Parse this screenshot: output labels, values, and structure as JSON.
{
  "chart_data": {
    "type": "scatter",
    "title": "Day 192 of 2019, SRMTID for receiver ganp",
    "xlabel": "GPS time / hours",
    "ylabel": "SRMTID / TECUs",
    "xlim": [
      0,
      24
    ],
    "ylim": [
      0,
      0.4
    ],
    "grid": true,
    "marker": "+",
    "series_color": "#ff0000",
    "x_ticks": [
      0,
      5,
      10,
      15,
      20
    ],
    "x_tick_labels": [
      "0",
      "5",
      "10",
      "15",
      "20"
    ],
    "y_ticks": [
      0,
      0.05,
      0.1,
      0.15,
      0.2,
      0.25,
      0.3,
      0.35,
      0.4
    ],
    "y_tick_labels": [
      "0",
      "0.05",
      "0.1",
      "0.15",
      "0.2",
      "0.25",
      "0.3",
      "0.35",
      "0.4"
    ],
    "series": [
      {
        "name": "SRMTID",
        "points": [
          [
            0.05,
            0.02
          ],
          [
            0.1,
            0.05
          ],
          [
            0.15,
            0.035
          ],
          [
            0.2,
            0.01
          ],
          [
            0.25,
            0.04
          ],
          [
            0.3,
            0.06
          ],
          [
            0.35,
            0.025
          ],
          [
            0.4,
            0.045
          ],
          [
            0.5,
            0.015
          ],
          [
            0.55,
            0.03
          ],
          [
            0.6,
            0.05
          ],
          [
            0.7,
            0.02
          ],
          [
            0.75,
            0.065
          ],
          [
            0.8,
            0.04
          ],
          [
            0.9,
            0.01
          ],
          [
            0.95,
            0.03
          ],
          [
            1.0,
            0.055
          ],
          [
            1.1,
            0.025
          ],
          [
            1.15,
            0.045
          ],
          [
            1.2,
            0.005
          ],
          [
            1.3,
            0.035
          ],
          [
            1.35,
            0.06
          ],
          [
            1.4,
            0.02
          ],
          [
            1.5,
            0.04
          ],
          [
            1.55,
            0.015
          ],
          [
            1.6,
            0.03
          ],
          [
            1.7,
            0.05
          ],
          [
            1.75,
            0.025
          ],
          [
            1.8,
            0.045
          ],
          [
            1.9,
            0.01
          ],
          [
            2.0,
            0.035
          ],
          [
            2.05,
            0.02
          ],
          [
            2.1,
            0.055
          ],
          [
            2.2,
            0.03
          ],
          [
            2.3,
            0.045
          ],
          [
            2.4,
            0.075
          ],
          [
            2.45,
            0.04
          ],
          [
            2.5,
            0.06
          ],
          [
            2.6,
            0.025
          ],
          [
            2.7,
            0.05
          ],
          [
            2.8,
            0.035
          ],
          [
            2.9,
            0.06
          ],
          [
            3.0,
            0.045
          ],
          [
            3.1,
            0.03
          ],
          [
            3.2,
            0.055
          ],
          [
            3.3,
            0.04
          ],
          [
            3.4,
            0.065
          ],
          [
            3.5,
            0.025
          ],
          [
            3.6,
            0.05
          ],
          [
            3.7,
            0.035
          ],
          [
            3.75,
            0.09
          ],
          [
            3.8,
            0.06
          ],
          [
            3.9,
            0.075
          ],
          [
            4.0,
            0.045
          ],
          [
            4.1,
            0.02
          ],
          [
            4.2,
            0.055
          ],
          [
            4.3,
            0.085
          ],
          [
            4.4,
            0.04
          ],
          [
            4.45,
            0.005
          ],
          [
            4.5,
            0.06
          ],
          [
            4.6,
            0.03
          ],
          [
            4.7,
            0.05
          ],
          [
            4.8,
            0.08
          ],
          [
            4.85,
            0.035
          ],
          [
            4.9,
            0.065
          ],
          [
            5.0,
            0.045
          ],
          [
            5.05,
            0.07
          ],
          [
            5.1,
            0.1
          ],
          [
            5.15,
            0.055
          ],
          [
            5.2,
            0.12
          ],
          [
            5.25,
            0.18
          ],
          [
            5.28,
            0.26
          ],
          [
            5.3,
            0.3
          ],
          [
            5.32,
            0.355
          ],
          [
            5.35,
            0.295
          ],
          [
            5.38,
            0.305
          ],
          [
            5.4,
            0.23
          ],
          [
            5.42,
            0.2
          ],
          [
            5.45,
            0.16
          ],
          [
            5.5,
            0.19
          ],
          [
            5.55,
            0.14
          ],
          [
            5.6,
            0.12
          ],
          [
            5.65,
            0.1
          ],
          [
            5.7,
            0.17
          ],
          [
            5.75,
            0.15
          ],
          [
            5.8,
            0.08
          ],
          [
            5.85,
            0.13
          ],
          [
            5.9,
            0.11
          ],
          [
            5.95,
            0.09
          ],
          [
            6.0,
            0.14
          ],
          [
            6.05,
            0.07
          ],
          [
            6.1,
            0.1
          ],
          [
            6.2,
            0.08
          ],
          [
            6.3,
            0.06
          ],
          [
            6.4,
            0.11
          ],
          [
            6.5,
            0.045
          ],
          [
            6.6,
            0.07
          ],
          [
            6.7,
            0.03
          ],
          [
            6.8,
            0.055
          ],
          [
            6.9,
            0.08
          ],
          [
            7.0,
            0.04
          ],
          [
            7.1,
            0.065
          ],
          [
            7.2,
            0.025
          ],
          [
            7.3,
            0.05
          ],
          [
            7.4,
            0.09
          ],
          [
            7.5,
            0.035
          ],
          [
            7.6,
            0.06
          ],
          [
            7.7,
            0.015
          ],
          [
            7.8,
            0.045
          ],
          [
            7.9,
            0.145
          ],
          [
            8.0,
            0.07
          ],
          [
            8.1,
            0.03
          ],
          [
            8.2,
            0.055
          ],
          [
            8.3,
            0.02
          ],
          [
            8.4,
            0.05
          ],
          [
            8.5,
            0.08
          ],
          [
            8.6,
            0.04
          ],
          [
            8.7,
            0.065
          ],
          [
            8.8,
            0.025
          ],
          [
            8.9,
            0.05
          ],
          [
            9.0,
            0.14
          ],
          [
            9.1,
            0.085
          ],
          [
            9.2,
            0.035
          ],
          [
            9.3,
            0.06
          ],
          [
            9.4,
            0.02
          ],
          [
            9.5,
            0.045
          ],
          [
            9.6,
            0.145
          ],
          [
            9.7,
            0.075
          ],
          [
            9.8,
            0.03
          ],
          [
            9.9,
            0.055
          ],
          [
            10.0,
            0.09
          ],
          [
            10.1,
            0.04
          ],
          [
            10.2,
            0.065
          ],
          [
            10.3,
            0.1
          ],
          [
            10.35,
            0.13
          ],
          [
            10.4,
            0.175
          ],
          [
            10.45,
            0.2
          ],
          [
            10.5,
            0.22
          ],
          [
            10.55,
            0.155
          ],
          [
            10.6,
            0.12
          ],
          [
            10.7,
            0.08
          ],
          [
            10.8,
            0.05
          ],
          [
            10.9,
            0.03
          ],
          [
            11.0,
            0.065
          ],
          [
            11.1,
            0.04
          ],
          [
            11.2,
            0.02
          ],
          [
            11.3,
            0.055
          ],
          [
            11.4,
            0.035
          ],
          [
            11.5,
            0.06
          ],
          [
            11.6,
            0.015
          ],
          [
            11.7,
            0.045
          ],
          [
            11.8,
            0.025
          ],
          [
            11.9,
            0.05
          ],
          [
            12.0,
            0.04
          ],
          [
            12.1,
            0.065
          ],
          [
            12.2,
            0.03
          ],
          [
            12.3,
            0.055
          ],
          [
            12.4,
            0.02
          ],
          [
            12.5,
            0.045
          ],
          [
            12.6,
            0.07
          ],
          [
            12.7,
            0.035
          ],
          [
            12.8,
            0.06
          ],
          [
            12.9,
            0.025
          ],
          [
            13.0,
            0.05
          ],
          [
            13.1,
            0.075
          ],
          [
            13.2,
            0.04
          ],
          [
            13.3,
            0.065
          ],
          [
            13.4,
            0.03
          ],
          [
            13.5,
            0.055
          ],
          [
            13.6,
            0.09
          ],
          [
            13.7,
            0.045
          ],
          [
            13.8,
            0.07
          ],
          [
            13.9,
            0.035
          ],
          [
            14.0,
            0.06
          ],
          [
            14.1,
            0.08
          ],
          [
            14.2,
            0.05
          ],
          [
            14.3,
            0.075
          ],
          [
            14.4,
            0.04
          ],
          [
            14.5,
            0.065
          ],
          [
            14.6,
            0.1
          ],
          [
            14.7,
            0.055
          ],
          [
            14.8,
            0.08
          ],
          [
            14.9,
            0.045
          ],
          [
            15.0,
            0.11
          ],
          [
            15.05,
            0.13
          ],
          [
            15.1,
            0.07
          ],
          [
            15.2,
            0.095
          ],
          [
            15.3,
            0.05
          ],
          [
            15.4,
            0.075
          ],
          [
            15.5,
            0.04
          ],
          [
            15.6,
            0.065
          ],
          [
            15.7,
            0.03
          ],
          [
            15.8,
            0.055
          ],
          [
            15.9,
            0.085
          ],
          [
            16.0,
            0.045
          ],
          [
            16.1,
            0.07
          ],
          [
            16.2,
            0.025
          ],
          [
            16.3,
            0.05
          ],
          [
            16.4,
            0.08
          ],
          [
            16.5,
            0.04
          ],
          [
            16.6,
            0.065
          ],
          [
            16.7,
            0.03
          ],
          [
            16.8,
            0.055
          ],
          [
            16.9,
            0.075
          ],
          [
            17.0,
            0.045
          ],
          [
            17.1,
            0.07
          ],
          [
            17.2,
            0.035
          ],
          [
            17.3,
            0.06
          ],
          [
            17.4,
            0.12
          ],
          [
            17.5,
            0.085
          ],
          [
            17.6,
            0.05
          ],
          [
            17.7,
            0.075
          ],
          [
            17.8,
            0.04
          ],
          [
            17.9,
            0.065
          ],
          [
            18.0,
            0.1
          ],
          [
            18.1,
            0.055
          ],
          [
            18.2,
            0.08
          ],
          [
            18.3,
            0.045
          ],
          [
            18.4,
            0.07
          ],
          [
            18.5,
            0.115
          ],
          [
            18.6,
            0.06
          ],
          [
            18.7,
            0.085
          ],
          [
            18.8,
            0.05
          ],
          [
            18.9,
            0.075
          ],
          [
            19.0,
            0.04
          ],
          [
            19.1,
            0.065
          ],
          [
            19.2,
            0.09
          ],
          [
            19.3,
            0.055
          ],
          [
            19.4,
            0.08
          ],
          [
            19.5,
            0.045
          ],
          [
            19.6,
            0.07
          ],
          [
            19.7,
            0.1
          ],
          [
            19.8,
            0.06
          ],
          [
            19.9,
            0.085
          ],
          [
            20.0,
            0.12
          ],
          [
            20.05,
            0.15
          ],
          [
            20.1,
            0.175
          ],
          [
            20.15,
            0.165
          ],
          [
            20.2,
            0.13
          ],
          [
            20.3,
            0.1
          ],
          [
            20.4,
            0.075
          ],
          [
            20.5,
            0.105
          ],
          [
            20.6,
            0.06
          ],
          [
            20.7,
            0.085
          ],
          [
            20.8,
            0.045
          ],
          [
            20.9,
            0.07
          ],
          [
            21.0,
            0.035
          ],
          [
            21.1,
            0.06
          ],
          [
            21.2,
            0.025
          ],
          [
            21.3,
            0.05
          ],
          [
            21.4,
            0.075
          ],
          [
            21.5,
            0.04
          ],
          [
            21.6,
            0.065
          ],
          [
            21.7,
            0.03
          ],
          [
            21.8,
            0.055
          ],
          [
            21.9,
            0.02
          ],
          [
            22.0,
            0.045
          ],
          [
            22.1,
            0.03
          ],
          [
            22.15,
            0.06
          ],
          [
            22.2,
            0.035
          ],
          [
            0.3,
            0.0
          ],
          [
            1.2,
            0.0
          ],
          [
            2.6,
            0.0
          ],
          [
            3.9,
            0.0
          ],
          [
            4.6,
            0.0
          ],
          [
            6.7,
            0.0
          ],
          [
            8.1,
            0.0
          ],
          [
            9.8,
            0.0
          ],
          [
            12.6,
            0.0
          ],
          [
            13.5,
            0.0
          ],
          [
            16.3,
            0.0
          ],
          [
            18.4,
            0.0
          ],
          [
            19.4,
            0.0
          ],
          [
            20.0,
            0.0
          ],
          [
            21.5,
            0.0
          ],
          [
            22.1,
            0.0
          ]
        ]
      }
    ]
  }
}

§

*Exercise requirements*
Copy every line above that includes the string "SRMTID".

*Worked answer*
    "title": "Day 192 of 2019, SRMTID for receiver ganp",
    "ylabel": "SRMTID / TECUs",
        "name": "SRMTID",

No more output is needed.